> _Exercise_: From the listing below, select every line where the word "새우튀김은" appears.

Data entries
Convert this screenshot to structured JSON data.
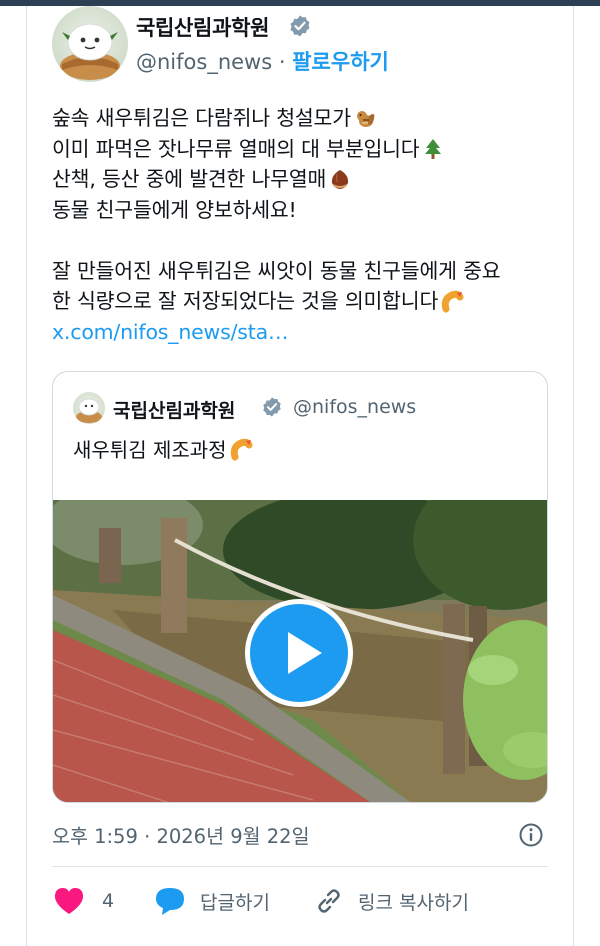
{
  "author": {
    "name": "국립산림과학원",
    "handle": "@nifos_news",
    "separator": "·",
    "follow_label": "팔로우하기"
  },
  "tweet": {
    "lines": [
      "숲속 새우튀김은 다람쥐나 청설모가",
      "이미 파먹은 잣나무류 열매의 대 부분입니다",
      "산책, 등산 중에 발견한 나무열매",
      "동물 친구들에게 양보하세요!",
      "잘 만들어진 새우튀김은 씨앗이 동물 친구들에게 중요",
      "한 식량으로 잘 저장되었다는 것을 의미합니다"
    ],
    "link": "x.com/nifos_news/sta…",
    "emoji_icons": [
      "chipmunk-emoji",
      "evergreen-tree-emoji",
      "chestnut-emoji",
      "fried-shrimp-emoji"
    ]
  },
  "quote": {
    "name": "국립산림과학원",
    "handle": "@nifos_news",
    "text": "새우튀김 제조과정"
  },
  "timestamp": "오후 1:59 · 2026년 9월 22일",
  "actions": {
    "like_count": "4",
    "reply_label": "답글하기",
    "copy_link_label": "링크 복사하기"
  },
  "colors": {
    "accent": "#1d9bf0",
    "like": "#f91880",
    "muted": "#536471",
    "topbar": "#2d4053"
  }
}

> _The completed task_:
      "숲속 새우튀김은 다람쥐나 청설모가",
      "잘 만들어진 새우튀김은 씨앗이 동물 친구들에게 중요",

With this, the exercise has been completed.